Task to carry out ▸
Copy every one of the following records exactly, line for line, with nothing changed.
##########
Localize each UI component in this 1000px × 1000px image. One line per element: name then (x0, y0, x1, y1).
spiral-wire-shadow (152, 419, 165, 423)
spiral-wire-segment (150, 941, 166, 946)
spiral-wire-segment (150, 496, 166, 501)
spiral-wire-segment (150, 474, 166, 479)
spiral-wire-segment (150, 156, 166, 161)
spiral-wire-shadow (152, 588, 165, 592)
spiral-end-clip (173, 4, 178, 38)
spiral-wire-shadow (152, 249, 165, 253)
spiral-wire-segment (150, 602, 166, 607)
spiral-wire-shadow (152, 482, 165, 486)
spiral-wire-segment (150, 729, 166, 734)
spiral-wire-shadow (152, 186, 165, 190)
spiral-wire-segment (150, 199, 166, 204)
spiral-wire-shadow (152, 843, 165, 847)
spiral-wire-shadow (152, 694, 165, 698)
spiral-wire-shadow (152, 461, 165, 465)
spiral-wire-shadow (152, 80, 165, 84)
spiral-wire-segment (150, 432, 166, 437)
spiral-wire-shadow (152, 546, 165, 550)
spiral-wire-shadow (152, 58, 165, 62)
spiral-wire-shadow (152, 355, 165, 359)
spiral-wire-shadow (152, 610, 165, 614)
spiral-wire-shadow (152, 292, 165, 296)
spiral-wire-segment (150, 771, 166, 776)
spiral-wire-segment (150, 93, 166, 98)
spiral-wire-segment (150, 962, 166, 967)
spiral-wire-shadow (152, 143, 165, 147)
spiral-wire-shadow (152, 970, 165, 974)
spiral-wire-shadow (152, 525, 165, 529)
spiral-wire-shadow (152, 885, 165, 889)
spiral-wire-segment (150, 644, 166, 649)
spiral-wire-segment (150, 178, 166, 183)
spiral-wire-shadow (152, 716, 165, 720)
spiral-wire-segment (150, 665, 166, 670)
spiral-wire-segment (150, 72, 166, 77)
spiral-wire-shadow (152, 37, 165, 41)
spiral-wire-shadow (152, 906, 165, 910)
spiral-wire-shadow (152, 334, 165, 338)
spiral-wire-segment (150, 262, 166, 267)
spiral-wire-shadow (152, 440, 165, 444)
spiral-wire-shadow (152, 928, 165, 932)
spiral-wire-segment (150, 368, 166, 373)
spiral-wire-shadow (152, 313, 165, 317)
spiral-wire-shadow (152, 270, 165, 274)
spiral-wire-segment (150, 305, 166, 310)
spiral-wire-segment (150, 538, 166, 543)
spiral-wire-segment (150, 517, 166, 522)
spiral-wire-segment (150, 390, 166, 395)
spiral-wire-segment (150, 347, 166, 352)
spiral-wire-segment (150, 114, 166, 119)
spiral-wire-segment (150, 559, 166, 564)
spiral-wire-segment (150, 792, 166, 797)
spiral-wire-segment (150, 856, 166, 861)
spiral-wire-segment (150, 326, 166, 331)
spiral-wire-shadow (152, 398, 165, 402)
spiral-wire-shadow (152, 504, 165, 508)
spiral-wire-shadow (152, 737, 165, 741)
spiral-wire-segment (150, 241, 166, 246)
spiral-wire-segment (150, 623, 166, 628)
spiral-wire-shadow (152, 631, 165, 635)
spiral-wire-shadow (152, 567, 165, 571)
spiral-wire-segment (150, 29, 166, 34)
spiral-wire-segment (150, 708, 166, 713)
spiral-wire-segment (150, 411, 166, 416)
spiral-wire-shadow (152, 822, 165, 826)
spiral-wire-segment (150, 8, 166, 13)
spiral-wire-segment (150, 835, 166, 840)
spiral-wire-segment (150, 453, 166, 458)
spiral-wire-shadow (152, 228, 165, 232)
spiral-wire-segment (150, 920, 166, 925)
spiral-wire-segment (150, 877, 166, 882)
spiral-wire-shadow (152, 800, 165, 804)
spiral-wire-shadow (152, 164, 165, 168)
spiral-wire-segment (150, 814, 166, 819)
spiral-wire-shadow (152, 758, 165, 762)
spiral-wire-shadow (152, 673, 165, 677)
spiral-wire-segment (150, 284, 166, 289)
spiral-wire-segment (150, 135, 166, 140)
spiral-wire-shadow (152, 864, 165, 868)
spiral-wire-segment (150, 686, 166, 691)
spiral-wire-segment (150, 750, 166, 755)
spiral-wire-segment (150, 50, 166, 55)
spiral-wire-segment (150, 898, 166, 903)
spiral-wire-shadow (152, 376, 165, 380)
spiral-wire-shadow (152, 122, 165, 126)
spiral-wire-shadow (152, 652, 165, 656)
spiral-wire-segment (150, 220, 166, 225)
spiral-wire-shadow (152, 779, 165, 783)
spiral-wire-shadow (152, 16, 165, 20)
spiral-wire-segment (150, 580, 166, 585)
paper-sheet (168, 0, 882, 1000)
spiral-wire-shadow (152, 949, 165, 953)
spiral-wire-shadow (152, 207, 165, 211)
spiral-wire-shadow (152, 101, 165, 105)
##########
Solution below ▸
Localize each UI component in this 1000px × 1000px image. One line per element: name then (x0, y0, x1, y1).
spiral-wire-shadow (152, 419, 165, 423)
spiral-wire-segment (150, 941, 166, 946)
spiral-wire-segment (150, 496, 166, 501)
spiral-wire-segment (150, 474, 166, 479)
spiral-wire-segment (150, 156, 166, 161)
spiral-wire-shadow (152, 588, 165, 592)
spiral-end-clip (173, 4, 178, 38)
spiral-wire-shadow (152, 249, 165, 253)
spiral-wire-segment (150, 602, 166, 607)
spiral-wire-shadow (152, 482, 165, 486)
spiral-wire-segment (150, 729, 166, 734)
spiral-wire-shadow (152, 186, 165, 190)
spiral-wire-segment (150, 199, 166, 204)
spiral-wire-shadow (152, 843, 165, 847)
spiral-wire-shadow (152, 694, 165, 698)
spiral-wire-shadow (152, 461, 165, 465)
spiral-wire-shadow (152, 80, 165, 84)
spiral-wire-segment (150, 432, 166, 437)
spiral-wire-shadow (152, 546, 165, 550)
spiral-wire-shadow (152, 58, 165, 62)
spiral-wire-shadow (152, 355, 165, 359)
spiral-wire-shadow (152, 610, 165, 614)
spiral-wire-shadow (152, 292, 165, 296)
spiral-wire-segment (150, 771, 166, 776)
spiral-wire-segment (150, 93, 166, 98)
spiral-wire-segment (150, 962, 166, 967)
spiral-wire-shadow (152, 143, 165, 147)
spiral-wire-shadow (152, 970, 165, 974)
spiral-wire-shadow (152, 525, 165, 529)
spiral-wire-shadow (152, 885, 165, 889)
spiral-wire-segment (150, 644, 166, 649)
spiral-wire-segment (150, 178, 166, 183)
spiral-wire-shadow (152, 716, 165, 720)
spiral-wire-segment (150, 665, 166, 670)
spiral-wire-segment (150, 72, 166, 77)
spiral-wire-shadow (152, 37, 165, 41)
spiral-wire-shadow (152, 906, 165, 910)
spiral-wire-shadow (152, 334, 165, 338)
spiral-wire-segment (150, 262, 166, 267)
spiral-wire-shadow (152, 440, 165, 444)
spiral-wire-shadow (152, 928, 165, 932)
spiral-wire-segment (150, 368, 166, 373)
spiral-wire-shadow (152, 313, 165, 317)
spiral-wire-shadow (152, 270, 165, 274)
spiral-wire-segment (150, 305, 166, 310)
spiral-wire-segment (150, 538, 166, 543)
spiral-wire-segment (150, 517, 166, 522)
spiral-wire-segment (150, 390, 166, 395)
spiral-wire-segment (150, 347, 166, 352)
spiral-wire-segment (150, 114, 166, 119)
spiral-wire-segment (150, 559, 166, 564)
spiral-wire-segment (150, 792, 166, 797)
spiral-wire-segment (150, 856, 166, 861)
spiral-wire-segment (150, 326, 166, 331)
spiral-wire-shadow (152, 398, 165, 402)
spiral-wire-shadow (152, 504, 165, 508)
spiral-wire-shadow (152, 737, 165, 741)
spiral-wire-segment (150, 241, 166, 246)
spiral-wire-segment (150, 623, 166, 628)
spiral-wire-shadow (152, 631, 165, 635)
spiral-wire-shadow (152, 567, 165, 571)
spiral-wire-segment (150, 29, 166, 34)
spiral-wire-segment (150, 708, 166, 713)
spiral-wire-segment (150, 411, 166, 416)
spiral-wire-shadow (152, 822, 165, 826)
spiral-wire-segment (150, 8, 166, 13)
spiral-wire-segment (150, 835, 166, 840)
spiral-wire-segment (150, 453, 166, 458)
spiral-wire-shadow (152, 228, 165, 232)
spiral-wire-segment (150, 920, 166, 925)
spiral-wire-segment (150, 877, 166, 882)
spiral-wire-shadow (152, 800, 165, 804)
spiral-wire-shadow (152, 164, 165, 168)
spiral-wire-segment (150, 814, 166, 819)
spiral-wire-shadow (152, 758, 165, 762)
spiral-wire-shadow (152, 673, 165, 677)
spiral-wire-segment (150, 284, 166, 289)
spiral-wire-segment (150, 135, 166, 140)
spiral-wire-shadow (152, 864, 165, 868)
spiral-wire-segment (150, 686, 166, 691)
spiral-wire-segment (150, 750, 166, 755)
spiral-wire-segment (150, 50, 166, 55)
spiral-wire-segment (150, 898, 166, 903)
spiral-wire-shadow (152, 376, 165, 380)
spiral-wire-shadow (152, 122, 165, 126)
spiral-wire-shadow (152, 652, 165, 656)
spiral-wire-segment (150, 220, 166, 225)
spiral-wire-shadow (152, 779, 165, 783)
spiral-wire-shadow (152, 16, 165, 20)
spiral-wire-segment (150, 580, 166, 585)
paper-sheet (168, 0, 882, 1000)
spiral-wire-shadow (152, 949, 165, 953)
spiral-wire-shadow (152, 207, 165, 211)
spiral-wire-shadow (152, 101, 165, 105)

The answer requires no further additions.